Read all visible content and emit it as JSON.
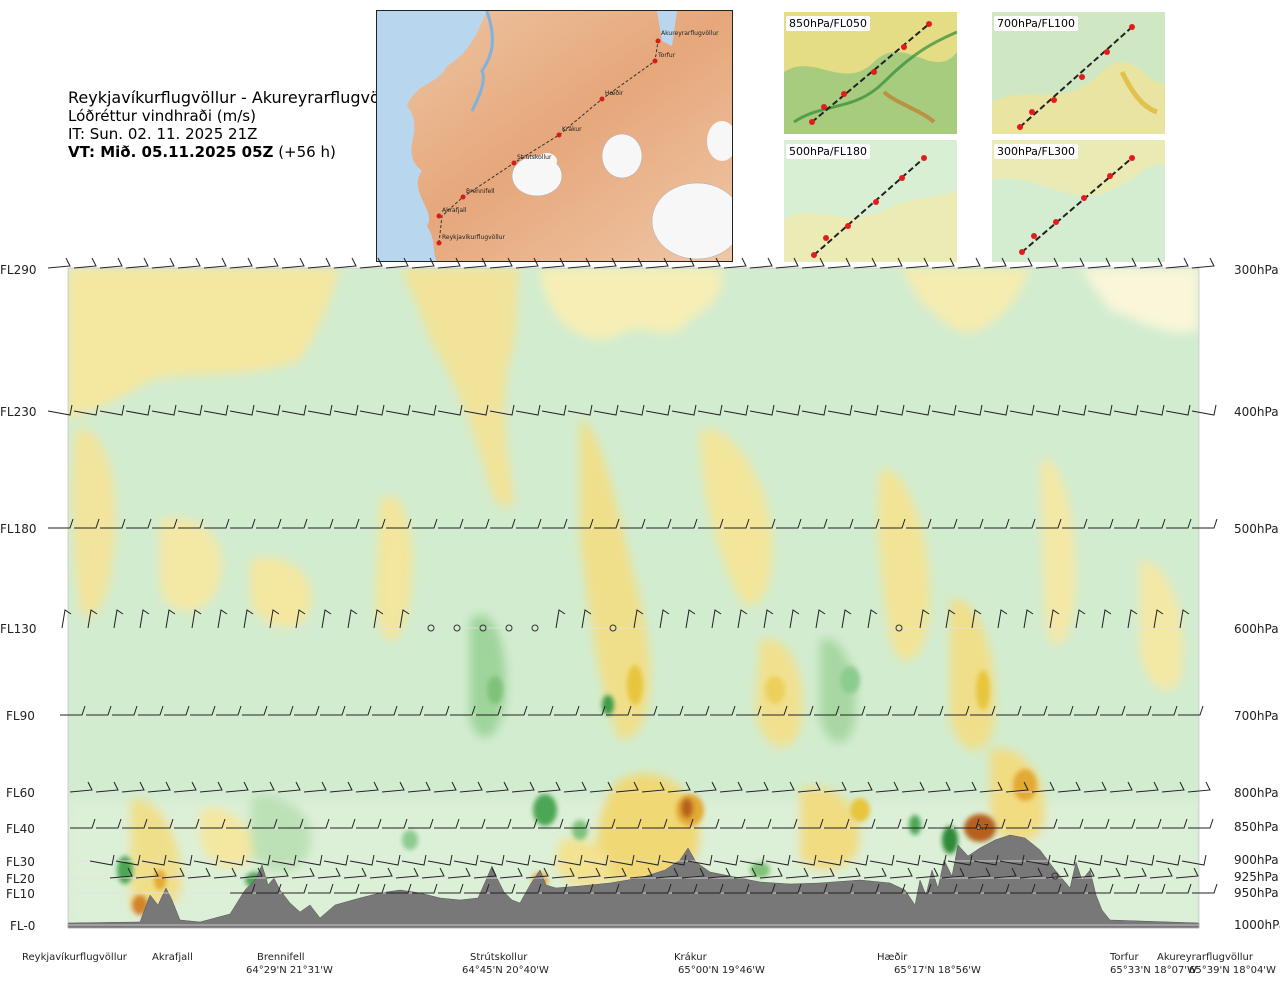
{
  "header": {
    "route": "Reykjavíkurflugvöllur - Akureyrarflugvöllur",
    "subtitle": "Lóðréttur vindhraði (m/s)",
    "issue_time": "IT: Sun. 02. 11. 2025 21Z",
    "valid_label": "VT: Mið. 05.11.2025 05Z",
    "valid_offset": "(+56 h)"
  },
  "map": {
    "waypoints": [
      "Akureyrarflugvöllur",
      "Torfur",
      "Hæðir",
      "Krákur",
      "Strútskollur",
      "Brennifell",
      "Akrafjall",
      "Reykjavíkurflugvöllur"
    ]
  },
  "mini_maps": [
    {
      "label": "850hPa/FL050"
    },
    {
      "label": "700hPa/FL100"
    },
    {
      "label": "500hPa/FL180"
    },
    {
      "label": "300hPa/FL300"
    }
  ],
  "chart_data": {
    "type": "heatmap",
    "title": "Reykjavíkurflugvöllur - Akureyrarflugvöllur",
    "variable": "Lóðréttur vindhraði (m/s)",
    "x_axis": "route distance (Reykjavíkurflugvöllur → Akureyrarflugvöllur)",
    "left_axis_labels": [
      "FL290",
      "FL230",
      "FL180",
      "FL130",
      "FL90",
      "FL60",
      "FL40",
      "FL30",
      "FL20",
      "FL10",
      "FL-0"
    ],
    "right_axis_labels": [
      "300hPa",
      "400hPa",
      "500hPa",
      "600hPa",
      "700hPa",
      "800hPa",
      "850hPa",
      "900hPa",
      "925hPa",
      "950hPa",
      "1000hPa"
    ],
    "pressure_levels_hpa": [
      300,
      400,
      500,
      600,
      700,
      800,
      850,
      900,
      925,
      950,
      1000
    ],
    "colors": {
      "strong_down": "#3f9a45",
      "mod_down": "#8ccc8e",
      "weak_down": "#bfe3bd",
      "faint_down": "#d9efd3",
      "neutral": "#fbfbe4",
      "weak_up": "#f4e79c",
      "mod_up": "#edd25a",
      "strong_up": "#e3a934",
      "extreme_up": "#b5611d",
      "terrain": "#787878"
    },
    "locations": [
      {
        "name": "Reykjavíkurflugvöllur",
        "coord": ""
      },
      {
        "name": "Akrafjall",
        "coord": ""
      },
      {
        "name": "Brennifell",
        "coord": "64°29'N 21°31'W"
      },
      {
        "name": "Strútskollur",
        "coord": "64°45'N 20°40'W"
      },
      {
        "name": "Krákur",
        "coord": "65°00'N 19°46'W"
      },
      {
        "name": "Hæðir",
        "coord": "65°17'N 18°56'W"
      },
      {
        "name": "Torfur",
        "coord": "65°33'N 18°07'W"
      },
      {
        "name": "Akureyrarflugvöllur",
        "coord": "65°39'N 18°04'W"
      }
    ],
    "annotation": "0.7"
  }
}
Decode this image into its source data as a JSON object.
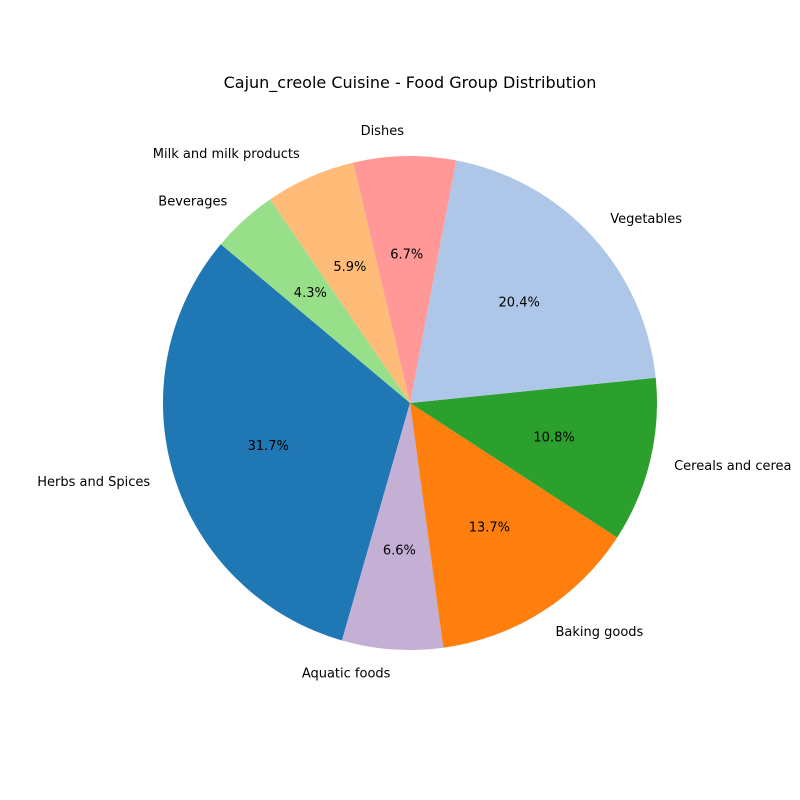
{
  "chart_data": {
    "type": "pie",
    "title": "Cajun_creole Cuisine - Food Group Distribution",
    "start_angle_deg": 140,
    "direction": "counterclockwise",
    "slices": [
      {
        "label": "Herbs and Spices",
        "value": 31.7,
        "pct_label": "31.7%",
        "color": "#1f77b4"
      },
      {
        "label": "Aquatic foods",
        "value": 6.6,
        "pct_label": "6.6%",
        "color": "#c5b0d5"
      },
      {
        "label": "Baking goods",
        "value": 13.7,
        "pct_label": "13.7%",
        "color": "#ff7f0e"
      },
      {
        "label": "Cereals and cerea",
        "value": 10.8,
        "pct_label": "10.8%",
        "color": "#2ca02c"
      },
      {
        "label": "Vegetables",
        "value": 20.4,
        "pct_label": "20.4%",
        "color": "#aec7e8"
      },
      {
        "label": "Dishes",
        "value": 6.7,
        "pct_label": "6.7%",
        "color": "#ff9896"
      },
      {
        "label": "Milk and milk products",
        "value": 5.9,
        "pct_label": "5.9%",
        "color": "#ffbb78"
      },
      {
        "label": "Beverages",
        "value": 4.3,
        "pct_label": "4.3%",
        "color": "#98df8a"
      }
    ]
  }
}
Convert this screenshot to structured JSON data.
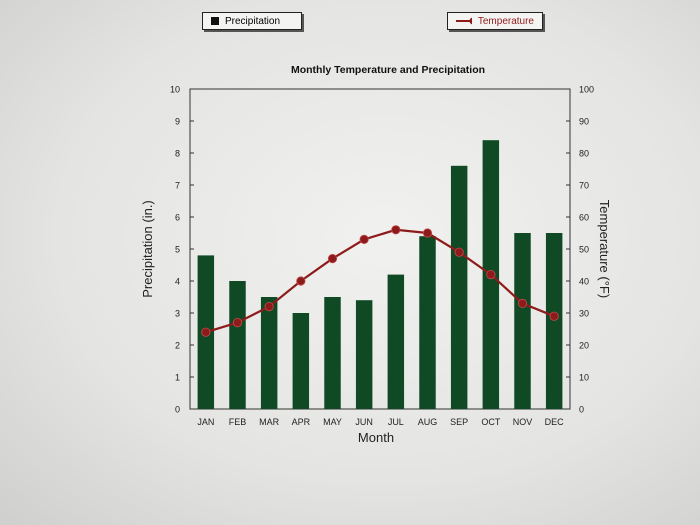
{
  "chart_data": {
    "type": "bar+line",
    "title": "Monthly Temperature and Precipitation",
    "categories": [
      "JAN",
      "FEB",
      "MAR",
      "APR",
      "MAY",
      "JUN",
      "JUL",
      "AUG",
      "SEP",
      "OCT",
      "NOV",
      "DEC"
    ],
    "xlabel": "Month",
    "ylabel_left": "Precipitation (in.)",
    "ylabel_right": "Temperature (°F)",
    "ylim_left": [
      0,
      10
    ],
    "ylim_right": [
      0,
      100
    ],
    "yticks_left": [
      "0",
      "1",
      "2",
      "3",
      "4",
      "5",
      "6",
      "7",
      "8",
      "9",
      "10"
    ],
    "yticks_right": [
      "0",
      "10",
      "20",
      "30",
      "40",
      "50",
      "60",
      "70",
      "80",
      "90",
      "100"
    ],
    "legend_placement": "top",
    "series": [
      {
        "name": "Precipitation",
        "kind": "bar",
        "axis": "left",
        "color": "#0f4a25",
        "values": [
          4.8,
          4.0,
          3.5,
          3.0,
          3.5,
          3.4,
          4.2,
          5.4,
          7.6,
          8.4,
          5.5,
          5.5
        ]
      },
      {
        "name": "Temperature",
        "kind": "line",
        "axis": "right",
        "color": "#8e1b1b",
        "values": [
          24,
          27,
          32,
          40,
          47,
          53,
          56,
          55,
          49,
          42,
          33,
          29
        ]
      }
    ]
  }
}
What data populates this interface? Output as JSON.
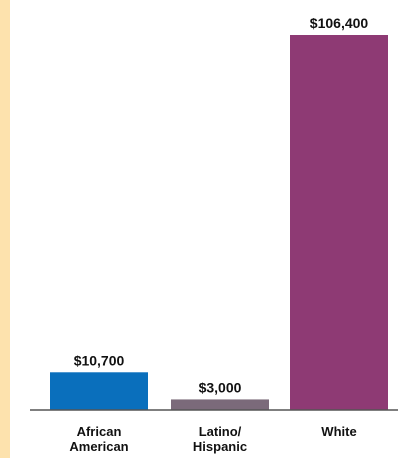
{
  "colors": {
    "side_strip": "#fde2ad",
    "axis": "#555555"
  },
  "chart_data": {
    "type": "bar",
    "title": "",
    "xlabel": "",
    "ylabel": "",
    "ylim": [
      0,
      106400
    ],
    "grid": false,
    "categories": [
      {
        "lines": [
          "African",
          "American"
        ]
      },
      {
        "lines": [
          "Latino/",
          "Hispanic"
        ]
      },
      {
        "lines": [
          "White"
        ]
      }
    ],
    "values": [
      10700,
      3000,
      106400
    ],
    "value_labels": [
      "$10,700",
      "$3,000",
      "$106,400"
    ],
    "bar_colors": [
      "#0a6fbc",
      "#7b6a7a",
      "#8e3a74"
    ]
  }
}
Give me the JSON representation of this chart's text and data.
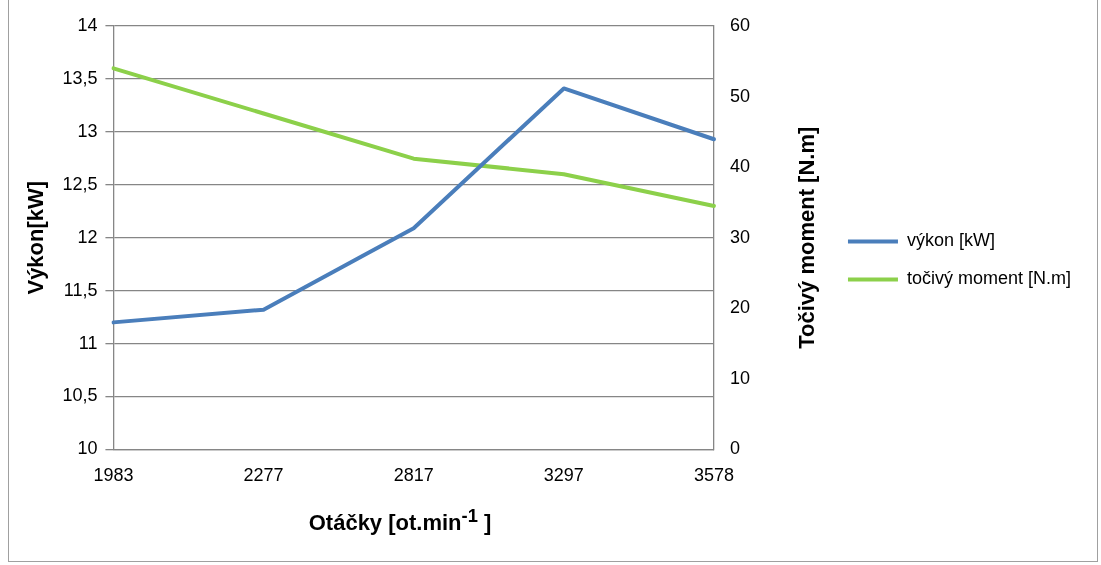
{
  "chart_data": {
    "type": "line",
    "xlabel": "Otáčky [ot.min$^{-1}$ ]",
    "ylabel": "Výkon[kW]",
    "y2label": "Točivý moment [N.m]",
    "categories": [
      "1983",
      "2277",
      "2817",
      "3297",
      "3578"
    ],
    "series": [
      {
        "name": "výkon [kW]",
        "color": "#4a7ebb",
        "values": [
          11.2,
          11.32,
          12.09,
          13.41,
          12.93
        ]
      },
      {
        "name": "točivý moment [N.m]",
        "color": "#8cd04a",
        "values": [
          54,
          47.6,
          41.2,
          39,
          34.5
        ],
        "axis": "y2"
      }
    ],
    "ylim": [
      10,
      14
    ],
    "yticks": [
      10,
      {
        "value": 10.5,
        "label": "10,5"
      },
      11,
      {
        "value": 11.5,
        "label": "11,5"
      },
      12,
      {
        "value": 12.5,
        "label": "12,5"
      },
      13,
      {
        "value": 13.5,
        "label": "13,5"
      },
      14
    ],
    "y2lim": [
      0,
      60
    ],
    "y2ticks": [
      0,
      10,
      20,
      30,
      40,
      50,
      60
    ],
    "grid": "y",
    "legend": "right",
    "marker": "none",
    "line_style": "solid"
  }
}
--------------------
**Task details**. List all lines in the material containing the string "vindhraði".

**Solved problem**.
    "subtitle": "Lóðréttur vindhraði (m/s)",
    "variable": "Lóðréttur vindhraði (m/s)",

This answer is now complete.